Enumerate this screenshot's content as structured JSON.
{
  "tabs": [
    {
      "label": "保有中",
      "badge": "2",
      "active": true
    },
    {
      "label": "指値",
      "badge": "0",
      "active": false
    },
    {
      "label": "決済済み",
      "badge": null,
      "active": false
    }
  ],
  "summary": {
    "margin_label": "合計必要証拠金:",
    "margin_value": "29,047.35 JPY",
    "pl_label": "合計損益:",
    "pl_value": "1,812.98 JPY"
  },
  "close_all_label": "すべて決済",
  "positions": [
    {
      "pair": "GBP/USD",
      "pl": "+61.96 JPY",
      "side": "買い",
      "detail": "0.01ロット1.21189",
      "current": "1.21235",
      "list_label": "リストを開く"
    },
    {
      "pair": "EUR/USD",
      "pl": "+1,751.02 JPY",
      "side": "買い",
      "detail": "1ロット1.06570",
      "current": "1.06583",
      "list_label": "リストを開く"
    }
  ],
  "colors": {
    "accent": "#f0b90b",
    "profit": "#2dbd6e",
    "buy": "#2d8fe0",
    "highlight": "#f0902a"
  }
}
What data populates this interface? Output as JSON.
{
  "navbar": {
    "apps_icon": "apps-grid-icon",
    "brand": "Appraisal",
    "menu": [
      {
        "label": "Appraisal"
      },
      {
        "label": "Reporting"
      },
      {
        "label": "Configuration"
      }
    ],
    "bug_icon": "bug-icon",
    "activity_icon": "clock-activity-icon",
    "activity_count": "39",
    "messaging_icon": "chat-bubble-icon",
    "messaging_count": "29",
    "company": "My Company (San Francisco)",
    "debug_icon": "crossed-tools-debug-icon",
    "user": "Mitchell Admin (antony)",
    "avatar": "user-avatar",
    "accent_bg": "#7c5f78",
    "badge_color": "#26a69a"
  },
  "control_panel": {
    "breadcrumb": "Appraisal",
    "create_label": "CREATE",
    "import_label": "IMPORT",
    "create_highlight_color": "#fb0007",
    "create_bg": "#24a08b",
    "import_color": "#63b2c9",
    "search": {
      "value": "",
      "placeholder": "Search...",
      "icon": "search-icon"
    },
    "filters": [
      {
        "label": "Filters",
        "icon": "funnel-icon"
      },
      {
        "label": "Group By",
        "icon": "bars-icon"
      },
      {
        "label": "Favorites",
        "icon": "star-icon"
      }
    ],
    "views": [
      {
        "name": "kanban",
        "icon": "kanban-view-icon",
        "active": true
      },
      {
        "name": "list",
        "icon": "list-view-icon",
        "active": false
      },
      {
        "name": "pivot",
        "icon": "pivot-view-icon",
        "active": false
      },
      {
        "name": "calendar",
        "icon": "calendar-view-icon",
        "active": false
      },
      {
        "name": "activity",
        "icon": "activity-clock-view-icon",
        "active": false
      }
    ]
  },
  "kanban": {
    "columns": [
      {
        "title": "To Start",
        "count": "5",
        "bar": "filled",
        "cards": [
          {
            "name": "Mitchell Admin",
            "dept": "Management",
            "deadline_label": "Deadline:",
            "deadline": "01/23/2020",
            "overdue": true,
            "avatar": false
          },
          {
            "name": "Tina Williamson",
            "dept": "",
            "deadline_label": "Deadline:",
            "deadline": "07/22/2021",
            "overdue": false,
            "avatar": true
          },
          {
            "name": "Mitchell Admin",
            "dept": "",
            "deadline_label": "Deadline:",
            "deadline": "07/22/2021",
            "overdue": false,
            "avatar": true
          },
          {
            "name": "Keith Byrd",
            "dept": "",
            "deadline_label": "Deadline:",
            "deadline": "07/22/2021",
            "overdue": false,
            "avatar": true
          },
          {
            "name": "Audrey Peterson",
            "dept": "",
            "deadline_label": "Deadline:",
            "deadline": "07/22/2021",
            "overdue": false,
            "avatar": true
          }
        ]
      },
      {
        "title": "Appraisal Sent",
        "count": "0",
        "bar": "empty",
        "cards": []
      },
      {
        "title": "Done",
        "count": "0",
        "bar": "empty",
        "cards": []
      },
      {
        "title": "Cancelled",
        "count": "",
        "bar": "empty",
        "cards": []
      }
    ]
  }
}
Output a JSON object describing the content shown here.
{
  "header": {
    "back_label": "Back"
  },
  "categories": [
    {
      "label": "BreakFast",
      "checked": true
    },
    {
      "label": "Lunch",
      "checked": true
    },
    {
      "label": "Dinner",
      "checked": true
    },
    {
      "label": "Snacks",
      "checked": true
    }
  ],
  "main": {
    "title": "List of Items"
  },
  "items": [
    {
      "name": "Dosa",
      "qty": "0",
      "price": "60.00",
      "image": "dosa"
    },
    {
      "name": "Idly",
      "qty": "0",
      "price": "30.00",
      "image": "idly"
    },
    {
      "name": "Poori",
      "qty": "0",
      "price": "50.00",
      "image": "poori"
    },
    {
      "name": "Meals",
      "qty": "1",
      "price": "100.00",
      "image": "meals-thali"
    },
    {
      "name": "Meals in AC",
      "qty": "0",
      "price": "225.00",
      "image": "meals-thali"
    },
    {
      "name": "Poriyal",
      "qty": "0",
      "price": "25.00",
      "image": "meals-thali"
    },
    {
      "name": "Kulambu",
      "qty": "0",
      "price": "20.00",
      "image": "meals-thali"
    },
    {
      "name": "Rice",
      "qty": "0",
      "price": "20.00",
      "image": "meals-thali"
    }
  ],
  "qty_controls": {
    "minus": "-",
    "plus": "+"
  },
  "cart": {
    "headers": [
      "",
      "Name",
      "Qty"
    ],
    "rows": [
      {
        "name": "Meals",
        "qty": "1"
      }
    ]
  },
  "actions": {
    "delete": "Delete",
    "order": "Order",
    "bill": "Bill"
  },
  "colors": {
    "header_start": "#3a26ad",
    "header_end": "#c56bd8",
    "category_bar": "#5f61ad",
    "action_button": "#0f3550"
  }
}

* * * * * * * * *

The problem:
Count the lines of the data that include the string "clock", and give only that number.

Exercise result:
2